-- Begin --

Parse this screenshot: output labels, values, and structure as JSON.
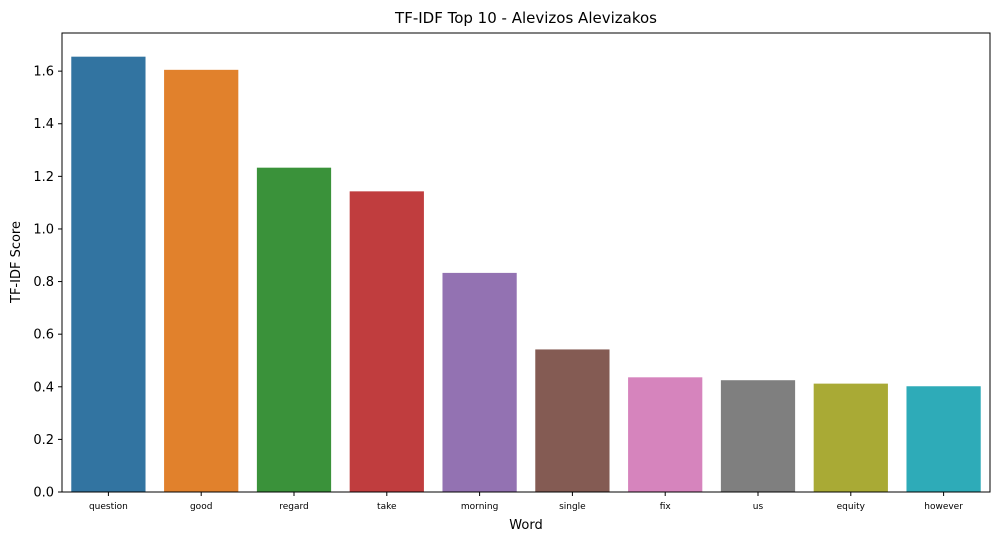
{
  "chart_data": {
    "type": "bar",
    "title": "TF-IDF Top 10 - Alevizos Alevizakos",
    "xlabel": "Word",
    "ylabel": "TF-IDF Score",
    "categories": [
      "question",
      "good",
      "regard",
      "take",
      "morning",
      "single",
      "fix",
      "us",
      "equity",
      "however"
    ],
    "values": [
      1.655,
      1.605,
      1.233,
      1.143,
      0.833,
      0.542,
      0.436,
      0.425,
      0.412,
      0.402
    ],
    "colors": [
      "#3274a1",
      "#e1812c",
      "#3a923a",
      "#c03d3e",
      "#9372b2",
      "#845b53",
      "#d684bd",
      "#7f7f7f",
      "#a9aa35",
      "#2eabb8"
    ],
    "ylim": [
      0,
      1.745
    ],
    "yticks": [
      0.0,
      0.2,
      0.4,
      0.6,
      0.8,
      1.0,
      1.2,
      1.4,
      1.6
    ],
    "ytick_labels": [
      "0.0",
      "0.2",
      "0.4",
      "0.6",
      "0.8",
      "1.0",
      "1.2",
      "1.4",
      "1.6"
    ],
    "grid": false,
    "legend": "none"
  }
}
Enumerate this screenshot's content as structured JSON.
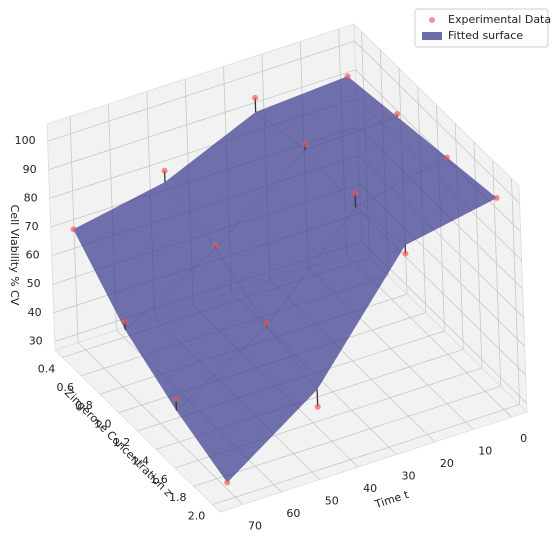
{
  "chart_data": {
    "type": "surface3d",
    "xlabel": "Time t",
    "ylabel": "Zingerone Concentration z",
    "zlabel": "Cell Viability % CV",
    "x": [
      0,
      24,
      48,
      72
    ],
    "y": [
      0.4,
      0.933,
      1.467,
      2.0
    ],
    "series": [
      {
        "name": "Experimental Data",
        "color": "#ee5555",
        "values": [
          [
            92,
            95,
            80,
            70
          ],
          [
            96,
            96,
            71,
            55
          ],
          [
            98,
            96,
            61,
            45
          ],
          [
            101,
            92,
            49,
            33
          ]
        ]
      },
      {
        "name": "Fitted surface",
        "color": "#3b3b8f",
        "values": [
          [
            92,
            90,
            76,
            70
          ],
          [
            95,
            94,
            70,
            52
          ],
          [
            98,
            91,
            60,
            41
          ],
          [
            101,
            95,
            55,
            33
          ]
        ]
      }
    ],
    "xlim": [
      -4,
      76
    ],
    "xticks": [
      0,
      10,
      20,
      30,
      40,
      50,
      60,
      70
    ],
    "ylim": [
      0.32,
      2.08
    ],
    "yticks": [
      0.4,
      0.6,
      0.8,
      {
        "value": 1.0,
        "label": "1.0"
      },
      1.2,
      1.4,
      1.6,
      1.8,
      {
        "value": 2.0,
        "label": "2.0"
      }
    ],
    "zlim": [
      27,
      106
    ],
    "zticks": [
      30,
      40,
      50,
      60,
      70,
      80,
      90,
      100
    ],
    "grid": true,
    "legend": "upper right"
  }
}
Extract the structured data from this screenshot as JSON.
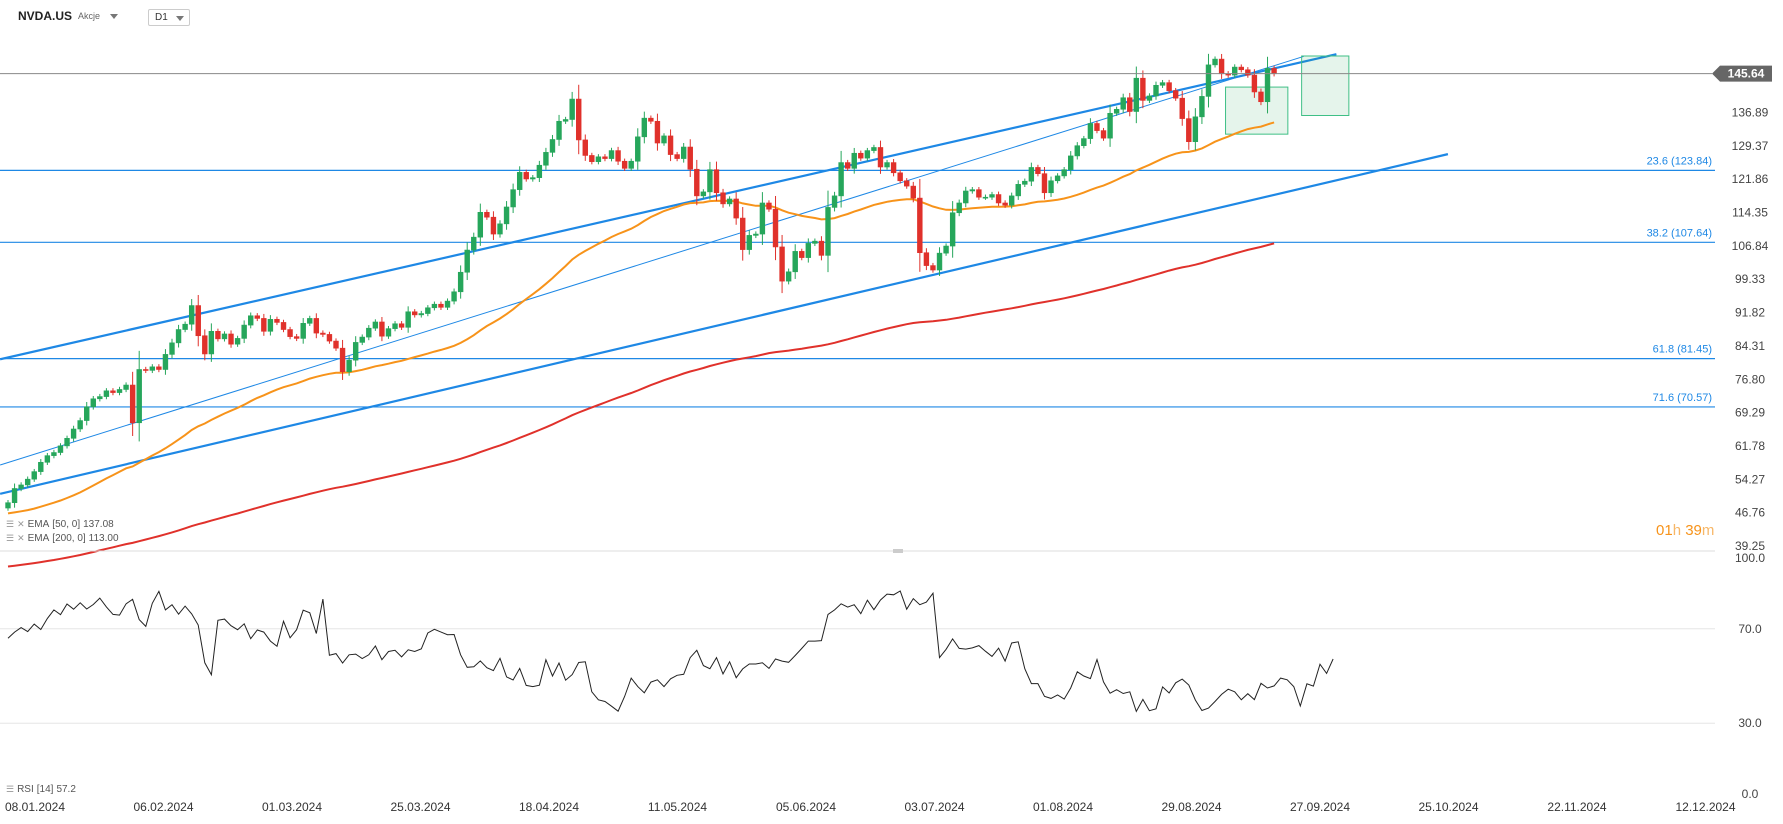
{
  "header": {
    "symbol": "NVDA.US",
    "asset_type": "Akcje",
    "timeframe": "D1"
  },
  "indicators": {
    "ema50": {
      "label": "EMA",
      "params": "[50, 0]",
      "value": "137.08",
      "color": "#f7931a"
    },
    "ema200": {
      "label": "EMA",
      "params": "[200, 0]",
      "value": "113.00",
      "color": "#e0312b"
    },
    "rsi": {
      "label": "RSI",
      "params": "[14]",
      "value": "57.2"
    }
  },
  "countdown": {
    "hours": "01",
    "h_unit": "h",
    "minutes": "39",
    "m_unit": "m"
  },
  "chart_data": {
    "type": "candlestick",
    "up_color": "#26a65b",
    "down_color": "#e0312b",
    "x_axis": {
      "ticks": [
        "08.01.2024",
        "06.02.2024",
        "01.03.2024",
        "25.03.2024",
        "18.04.2024",
        "11.05.2024",
        "05.06.2024",
        "03.07.2024",
        "01.08.2024",
        "29.08.2024",
        "27.09.2024",
        "25.10.2024",
        "22.11.2024",
        "12.12.2024"
      ]
    },
    "y_axis": {
      "ticks": [
        "145.64",
        "136.89",
        "129.37",
        "121.86",
        "114.35",
        "106.84",
        "99.33",
        "91.82",
        "84.31",
        "76.80",
        "69.29",
        "61.78",
        "54.27",
        "46.76",
        "39.25"
      ],
      "range": [
        39.25,
        150.5
      ]
    },
    "last_price": "145.64",
    "fib_levels": [
      {
        "label": "23.6 (123.84)",
        "value": 123.84
      },
      {
        "label": "38.2 (107.64)",
        "value": 107.64
      },
      {
        "label": "61.8 (81.45)",
        "value": 81.45
      },
      {
        "label": "71.6 (70.57)",
        "value": 70.57
      }
    ],
    "ema50_color": "#f7931a",
    "ema200_color": "#e0312b",
    "channel_color": "#1e88e5",
    "close_series": [
      49.0,
      52.2,
      53.0,
      54.3,
      56.0,
      58.1,
      59.6,
      60.3,
      61.8,
      63.5,
      65.6,
      67.5,
      70.6,
      72.4,
      72.9,
      74.2,
      73.8,
      74.5,
      75.5,
      67.0,
      79.0,
      78.8,
      79.6,
      79.0,
      82.4,
      85.0,
      88.0,
      89.2,
      93.4,
      86.6,
      82.5,
      87.6,
      85.9,
      87.0,
      84.7,
      86.0,
      89.0,
      91.1,
      90.5,
      87.6,
      90.3,
      89.6,
      88.0,
      86.4,
      86.0,
      89.4,
      90.5,
      87.2,
      86.9,
      85.4,
      83.8,
      78.5,
      81.1,
      85.1,
      86.3,
      88.3,
      89.7,
      86.5,
      88.2,
      89.3,
      88.5,
      92.0,
      91.3,
      91.6,
      92.9,
      93.7,
      93.0,
      94.4,
      96.5,
      100.9,
      105.9,
      108.8,
      114.4,
      113.3,
      109.5,
      111.8,
      115.6,
      119.5,
      123.4,
      121.9,
      122.2,
      125.0,
      127.9,
      130.8,
      134.9,
      135.3,
      139.9,
      130.7,
      127.2,
      125.8,
      126.9,
      126.5,
      128.3,
      125.9,
      124.3,
      125.9,
      131.4,
      135.6,
      134.9,
      130.0,
      131.6,
      127.4,
      126.5,
      129.1,
      124.1,
      118.1,
      119.0,
      124.0,
      118.8,
      116.3,
      117.4,
      113.1,
      106.0,
      109.2,
      109.5,
      116.5,
      115.1,
      106.6,
      98.9,
      101.0,
      105.6,
      104.2,
      107.4,
      107.9,
      104.7,
      115.5,
      118.1,
      125.6,
      124.3,
      127.7,
      126.6,
      128.3,
      129.0,
      124.6,
      125.6,
      123.3,
      121.5,
      120.3,
      117.6,
      105.3,
      102.4,
      101.4,
      105.2,
      106.8,
      114.3,
      116.5,
      119.2,
      119.5,
      117.8,
      117.8,
      118.4,
      116.5,
      116.0,
      118.1,
      120.7,
      121.4,
      124.5,
      123.1,
      118.8,
      121.5,
      122.6,
      124.0,
      127.1,
      129.4,
      131.0,
      134.4,
      132.8,
      131.1,
      136.7,
      137.6,
      140.2,
      137.1,
      144.6,
      139.6,
      140.6,
      143.0,
      143.6,
      141.8,
      140.1,
      135.5,
      130.3,
      135.9,
      140.5,
      147.6,
      148.9,
      145.6,
      145.3,
      147.1,
      146.5,
      145.3,
      141.5,
      139.3,
      146.8,
      145.6
    ],
    "rsi_series": [
      66.0,
      68.6,
      70.5,
      68.8,
      72.0,
      69.7,
      74.4,
      78.0,
      76.0,
      80.5,
      78.3,
      81.0,
      78.4,
      80.3,
      83.0,
      79.3,
      76.1,
      75.8,
      80.6,
      82.5,
      73.9,
      71.0,
      80.8,
      85.9,
      78.0,
      80.2,
      76.2,
      79.6,
      76.3,
      71.6,
      55.6,
      50.5,
      73.6,
      74.1,
      71.3,
      69.6,
      72.1,
      65.8,
      69.5,
      68.6,
      64.8,
      62.6,
      73.2,
      66.2,
      69.6,
      77.9,
      76.8,
      68.0,
      82.6,
      58.8,
      59.5,
      55.5,
      59.0,
      59.3,
      57.4,
      59.0,
      62.7,
      56.9,
      60.4,
      60.9,
      58.1,
      61.1,
      60.4,
      61.5,
      68.2,
      69.8,
      68.6,
      67.5,
      67.6,
      59.0,
      53.7,
      53.9,
      56.4,
      53.5,
      52.3,
      57.5,
      49.6,
      48.3,
      53.2,
      46.0,
      45.5,
      46.1,
      56.9,
      50.0,
      55.5,
      48.2,
      50.6,
      55.7,
      56.0,
      43.3,
      39.9,
      39.2,
      37.2,
      35.1,
      41.3,
      49.1,
      45.5,
      42.9,
      47.4,
      48.4,
      45.5,
      48.8,
      50.3,
      50.7,
      57.8,
      60.9,
      54.4,
      53.1,
      57.8,
      50.9,
      56.0,
      49.3,
      53.0,
      55.1,
      55.1,
      55.6,
      53.2,
      57.2,
      56.3,
      55.8,
      58.7,
      61.7,
      64.8,
      64.8,
      65.0,
      76.1,
      78.0,
      80.6,
      79.2,
      80.2,
      76.4,
      82.1,
      78.1,
      82.2,
      84.7,
      84.4,
      86.0,
      78.3,
      82.8,
      80.2,
      81.3,
      85.1,
      57.8,
      61.3,
      65.7,
      61.7,
      61.4,
      61.9,
      62.9,
      60.5,
      58.3,
      61.8,
      56.3,
      64.0,
      64.5,
      53.1,
      46.8,
      46.8,
      41.4,
      40.5,
      42.0,
      40.2,
      44.9,
      51.8,
      50.0,
      48.9,
      57.0,
      47.5,
      42.7,
      44.2,
      42.6,
      43.3,
      35.0,
      40.1,
      35.3,
      36.1,
      45.4,
      42.8,
      47.1,
      48.7,
      46.2,
      39.8,
      35.4,
      36.4,
      39.2,
      42.2,
      44.4,
      43.3,
      39.9,
      42.5,
      40.0,
      46.9,
      44.9,
      45.8,
      49.1,
      48.4,
      45.5,
      37.3,
      46.7,
      45.7,
      55.0,
      51.1,
      57.2
    ]
  }
}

-- End --

● **Problem details**: Gather all lines from the listing above in which "ylabel" occurs.

● **Response to this task**:
    "ylabel": "TF-IDF Score",
    "ylabel": "Zingerone Concentration z",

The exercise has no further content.